(Lines of data)
╭──

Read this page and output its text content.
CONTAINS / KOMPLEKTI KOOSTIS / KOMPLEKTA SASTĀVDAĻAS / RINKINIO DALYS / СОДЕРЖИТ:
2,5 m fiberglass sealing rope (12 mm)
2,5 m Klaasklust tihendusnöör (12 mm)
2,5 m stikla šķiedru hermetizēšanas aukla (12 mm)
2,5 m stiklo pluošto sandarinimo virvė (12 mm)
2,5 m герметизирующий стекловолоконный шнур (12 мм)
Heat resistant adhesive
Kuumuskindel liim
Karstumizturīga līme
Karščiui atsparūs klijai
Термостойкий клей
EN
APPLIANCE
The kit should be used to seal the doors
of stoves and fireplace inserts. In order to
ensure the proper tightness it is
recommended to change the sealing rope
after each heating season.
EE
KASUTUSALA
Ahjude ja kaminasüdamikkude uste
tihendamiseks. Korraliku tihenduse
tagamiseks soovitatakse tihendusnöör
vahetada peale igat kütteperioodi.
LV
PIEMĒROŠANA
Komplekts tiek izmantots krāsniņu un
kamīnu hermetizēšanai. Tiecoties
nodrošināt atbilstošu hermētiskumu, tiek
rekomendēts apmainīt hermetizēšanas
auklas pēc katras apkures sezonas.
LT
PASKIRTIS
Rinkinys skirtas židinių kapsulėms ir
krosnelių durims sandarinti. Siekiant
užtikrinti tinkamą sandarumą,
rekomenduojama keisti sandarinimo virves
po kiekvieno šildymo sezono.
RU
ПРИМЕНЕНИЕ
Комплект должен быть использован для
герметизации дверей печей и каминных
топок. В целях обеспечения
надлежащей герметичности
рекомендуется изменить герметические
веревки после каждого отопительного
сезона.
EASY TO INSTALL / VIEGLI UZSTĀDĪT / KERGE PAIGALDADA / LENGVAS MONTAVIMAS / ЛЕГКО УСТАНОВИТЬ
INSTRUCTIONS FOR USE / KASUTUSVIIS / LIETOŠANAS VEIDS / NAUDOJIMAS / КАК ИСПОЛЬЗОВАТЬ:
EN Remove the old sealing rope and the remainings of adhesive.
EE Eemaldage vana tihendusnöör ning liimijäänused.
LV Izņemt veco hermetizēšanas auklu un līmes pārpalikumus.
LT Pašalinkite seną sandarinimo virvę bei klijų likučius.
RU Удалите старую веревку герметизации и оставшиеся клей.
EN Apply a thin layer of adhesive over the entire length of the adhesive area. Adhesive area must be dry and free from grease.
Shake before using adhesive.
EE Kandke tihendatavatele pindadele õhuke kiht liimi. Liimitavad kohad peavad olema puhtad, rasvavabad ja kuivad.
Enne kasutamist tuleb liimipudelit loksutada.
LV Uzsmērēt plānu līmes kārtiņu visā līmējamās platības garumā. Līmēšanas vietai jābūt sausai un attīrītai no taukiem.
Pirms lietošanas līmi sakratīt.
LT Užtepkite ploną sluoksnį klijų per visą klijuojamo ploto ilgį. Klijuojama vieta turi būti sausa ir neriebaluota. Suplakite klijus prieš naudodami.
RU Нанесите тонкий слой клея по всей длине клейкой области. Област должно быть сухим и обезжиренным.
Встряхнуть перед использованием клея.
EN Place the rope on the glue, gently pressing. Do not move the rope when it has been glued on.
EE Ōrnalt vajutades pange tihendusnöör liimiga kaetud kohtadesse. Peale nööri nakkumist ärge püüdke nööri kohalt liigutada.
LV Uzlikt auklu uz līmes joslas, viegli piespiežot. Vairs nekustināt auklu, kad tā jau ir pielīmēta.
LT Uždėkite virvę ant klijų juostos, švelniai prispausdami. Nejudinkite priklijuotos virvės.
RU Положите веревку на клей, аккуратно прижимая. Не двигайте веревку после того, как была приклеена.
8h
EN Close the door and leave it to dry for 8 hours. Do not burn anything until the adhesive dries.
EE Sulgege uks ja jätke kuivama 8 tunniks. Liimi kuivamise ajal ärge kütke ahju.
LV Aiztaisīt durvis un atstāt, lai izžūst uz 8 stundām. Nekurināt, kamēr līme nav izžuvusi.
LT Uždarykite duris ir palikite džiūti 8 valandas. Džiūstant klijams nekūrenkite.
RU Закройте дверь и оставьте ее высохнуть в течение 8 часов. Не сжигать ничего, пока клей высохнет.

╰──

| What needs to be done |
Repeat the records above exactly, leaving none out.

| Result below |
Read this page and output its text content.
CONTAINS / KOMPLEKTI KOOSTIS / KOMPLEKTA SASTĀVDAĻAS / RINKINIO DALYS / СОДЕРЖИТ:
2,5 m fiberglass sealing rope (12 mm)
2,5 m Klaasklust tihendusnöör (12 mm)
2,5 m stikla šķiedru hermetizēšanas aukla (12 mm)
2,5 m stiklo pluošto sandarinimo virvė (12 mm)
2,5 m герметизирующий стекловолоконный шнур (12 мм)
Heat resistant adhesive
Kuumuskindel liim
Karstumizturīga līme
Karščiui atsparūs klijai
Термостойкий клей
EN
APPLIANCE
The kit should be used to seal the doors
of stoves and fireplace inserts. In order to
ensure the proper tightness it is
recommended to change the sealing rope
after each heating season.
EE
KASUTUSALA
Ahjude ja kaminasüdamikkude uste
tihendamiseks. Korraliku tihenduse
tagamiseks soovitatakse tihendusnöör
vahetada peale igat kütteperioodi.
LV
PIEMĒROŠANA
Komplekts tiek izmantots krāsniņu un
kamīnu hermetizēšanai. Tiecoties
nodrošināt atbilstošu hermētiskumu, tiek
rekomendēts apmainīt hermetizēšanas
auklas pēc katras apkures sezonas.
LT
PASKIRTIS
Rinkinys skirtas židinių kapsulėms ir
krosnelių durims sandarinti. Siekiant
užtikrinti tinkamą sandarumą,
rekomenduojama keisti sandarinimo virves
po kiekvieno šildymo sezono.
RU
ПРИМЕНЕНИЕ
Комплект должен быть использован для
герметизации дверей печей и каминных
топок. В целях обеспечения
надлежащей герметичности
рекомендуется изменить герметические
веревки после каждого отопительного
сезона.
EASY TO INSTALL / VIEGLI UZSTĀDĪT / KERGE PAIGALDADA / LENGVAS MONTAVIMAS / ЛЕГКО УСТАНОВИТЬ
INSTRUCTIONS FOR USE / KASUTUSVIIS / LIETOŠANAS VEIDS / NAUDOJIMAS / КАК ИСПОЛЬЗОВАТЬ:
EN Remove the old sealing rope and the remainings of adhesive.
EE Eemaldage vana tihendusnöör ning liimijäänused.
LV Izņemt veco hermetizēšanas auklu un līmes pārpalikumus.
LT Pašalinkite seną sandarinimo virvę bei klijų likučius.
RU Удалите старую веревку герметизации и оставшиеся клей.
EN Apply a thin layer of adhesive over the entire length of the adhesive area. Adhesive area must be dry and free from grease.
Shake before using adhesive.
EE Kandke tihendatavatele pindadele õhuke kiht liimi. Liimitavad kohad peavad olema puhtad, rasvavabad ja kuivad.
Enne kasutamist tuleb liimipudelit loksutada.
LV Uzsmērēt plānu līmes kārtiņu visā līmējamās platības garumā. Līmēšanas vietai jābūt sausai un attīrītai no taukiem.
Pirms lietošanas līmi sakratīt.
LT Užtepkite ploną sluoksnį klijų per visą klijuojamo ploto ilgį. Klijuojama vieta turi būti sausa ir neriebaluota. Suplakite klijus prieš naudodami.
RU Нанесите тонкий слой клея по всей длине клейкой области. Област должно быть сухим и обезжиренным.
Встряхнуть перед использованием клея.
EN Place the rope on the glue, gently pressing. Do not move the rope when it has been glued on.
EE Ōrnalt vajutades pange tihendusnöör liimiga kaetud kohtadesse. Peale nööri nakkumist ärge püüdke nööri kohalt liigutada.
LV Uzlikt auklu uz līmes joslas, viegli piespiežot. Vairs nekustināt auklu, kad tā jau ir pielīmēta.
LT Uždėkite virvę ant klijų juostos, švelniai prispausdami. Nejudinkite priklijuotos virvės.
RU Положите веревку на клей, аккуратно прижимая. Не двигайте веревку после того, как была приклеена.
8h
EN Close the door and leave it to dry for 8 hours. Do not burn anything until the adhesive dries.
EE Sulgege uks ja jätke kuivama 8 tunniks. Liimi kuivamise ajal ärge kütke ahju.
LV Aiztaisīt durvis un atstāt, lai izžūst uz 8 stundām. Nekurināt, kamēr līme nav izžuvusi.
LT Uždarykite duris ir palikite džiūti 8 valandas. Džiūstant klijams nekūrenkite.
RU Закройте дверь и оставьте ее высохнуть в течение 8 часов. Не сжигать ничего, пока клей высохнет.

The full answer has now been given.